OBJECTIVE:
Search the material below for the string "Making" and list each line that holds it.

•••

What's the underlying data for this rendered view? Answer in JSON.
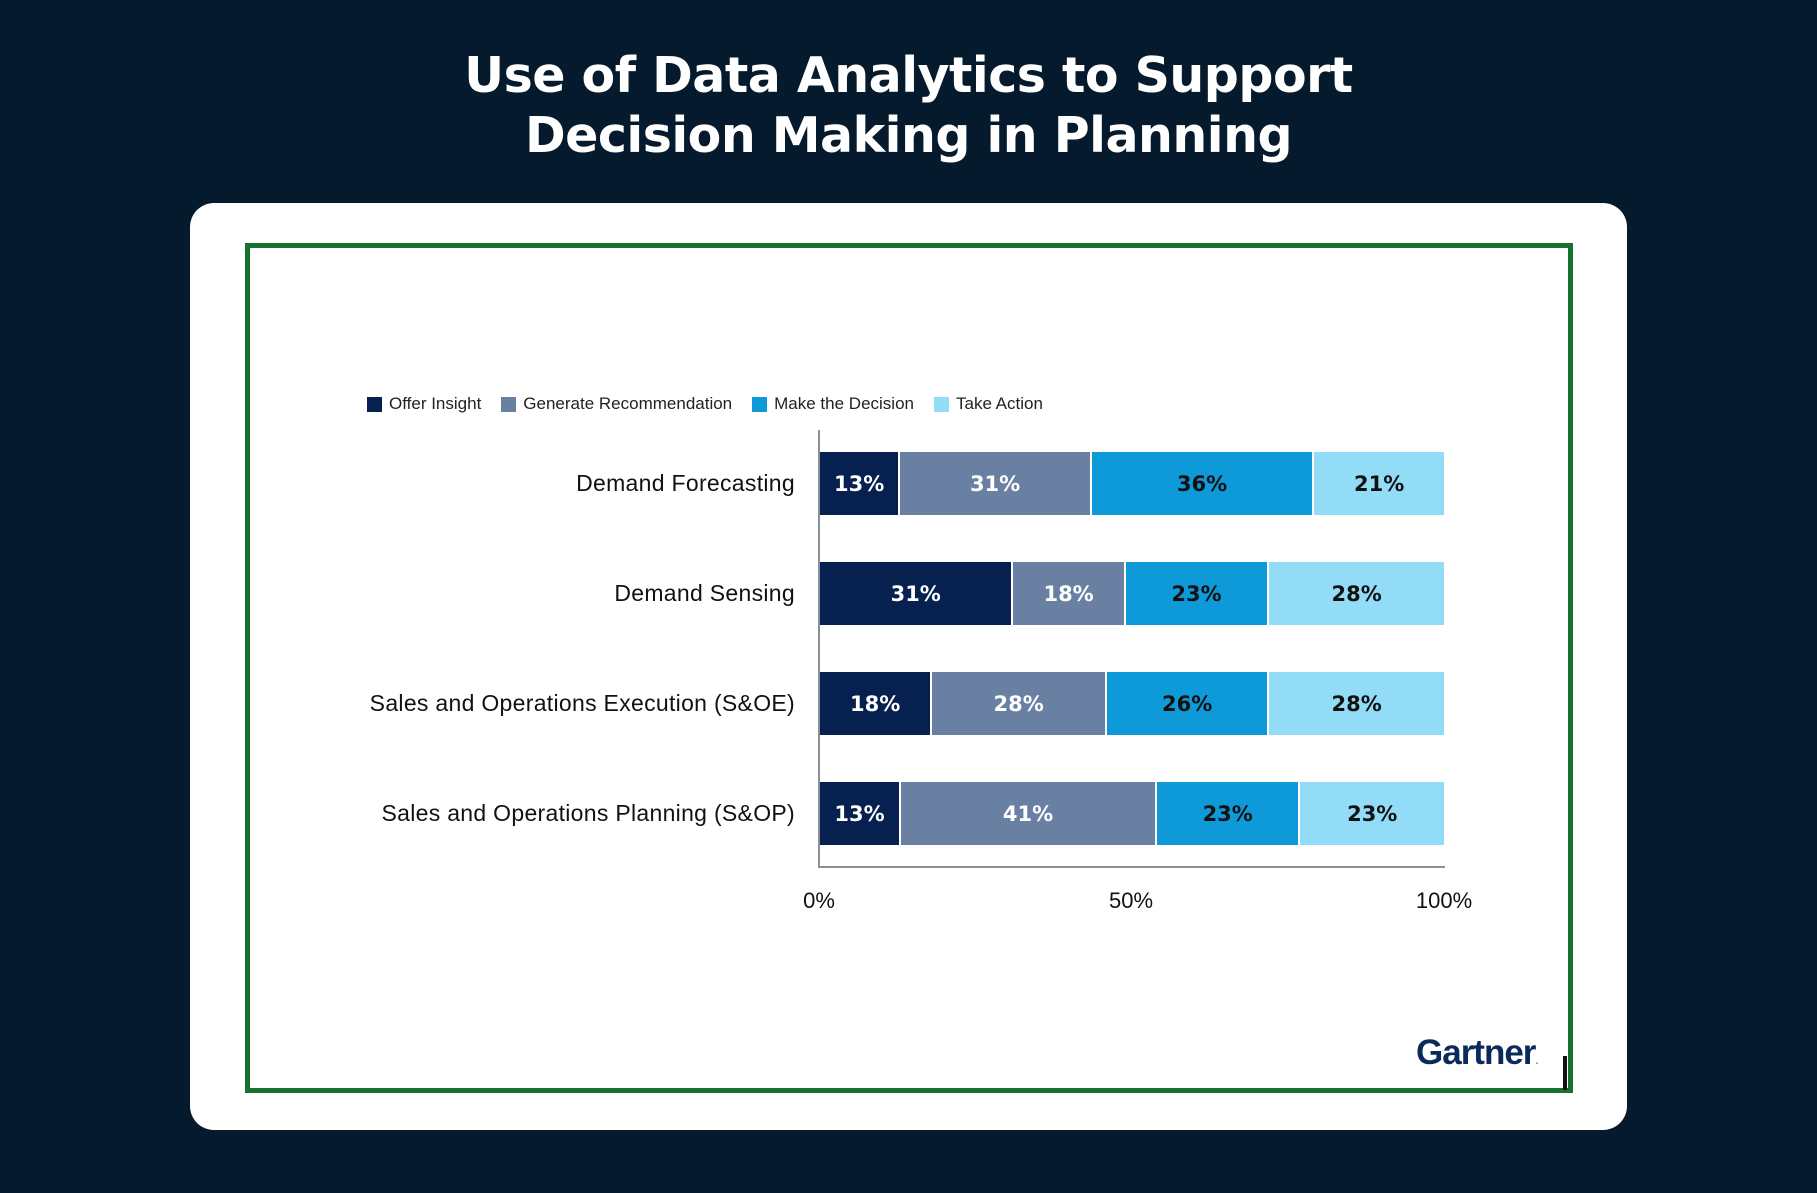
{
  "title_line1": "Use of Data Analytics to Support",
  "title_line2": "Decision Making in Planning",
  "logo": "Gartner",
  "colors": {
    "background": "#051a2c",
    "card": "#ffffff",
    "frame_border": "#16722f",
    "offer_insight": "#06204f",
    "generate_recommendation": "#6a80a3",
    "make_the_decision": "#0e9ad8",
    "take_action": "#93dcf7"
  },
  "legend": [
    {
      "label": "Offer Insight",
      "color": "#06204f"
    },
    {
      "label": "Generate Recommendation",
      "color": "#6a80a3"
    },
    {
      "label": "Make the Decision",
      "color": "#0e9ad8"
    },
    {
      "label": "Take Action",
      "color": "#93dcf7"
    }
  ],
  "x_ticks": [
    "0%",
    "50%",
    "100%"
  ],
  "chart_data": {
    "type": "bar",
    "orientation": "horizontal",
    "stacked": true,
    "title": "Use of Data Analytics to Support Decision Making in Planning",
    "xlabel": "",
    "ylabel": "",
    "xlim": [
      0,
      100
    ],
    "x_ticks": [
      "0%",
      "50%",
      "100%"
    ],
    "grid": false,
    "legend_position": "top-left",
    "categories": [
      "Demand Forecasting",
      "Demand Sensing",
      "Sales and Operations Execution (S&OE)",
      "Sales and Operations Planning (S&OP)"
    ],
    "series": [
      {
        "name": "Offer Insight",
        "values": [
          13,
          31,
          18,
          13
        ]
      },
      {
        "name": "Generate Recommendation",
        "values": [
          31,
          18,
          28,
          41
        ]
      },
      {
        "name": "Make the Decision",
        "values": [
          36,
          23,
          26,
          23
        ]
      },
      {
        "name": "Take Action",
        "values": [
          21,
          28,
          28,
          23
        ]
      }
    ],
    "value_labels": [
      [
        "13%",
        "31%",
        "36%",
        "21%"
      ],
      [
        "31%",
        "18%",
        "23%",
        "28%"
      ],
      [
        "18%",
        "28%",
        "26%",
        "28%"
      ],
      [
        "13%",
        "41%",
        "23%",
        "23%"
      ]
    ]
  }
}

•••

TASK SOLUTION:
  "title_line2": "Decision Making in Planning",
    "title": "Use of Data Analytics to Support Decision Making in Planning",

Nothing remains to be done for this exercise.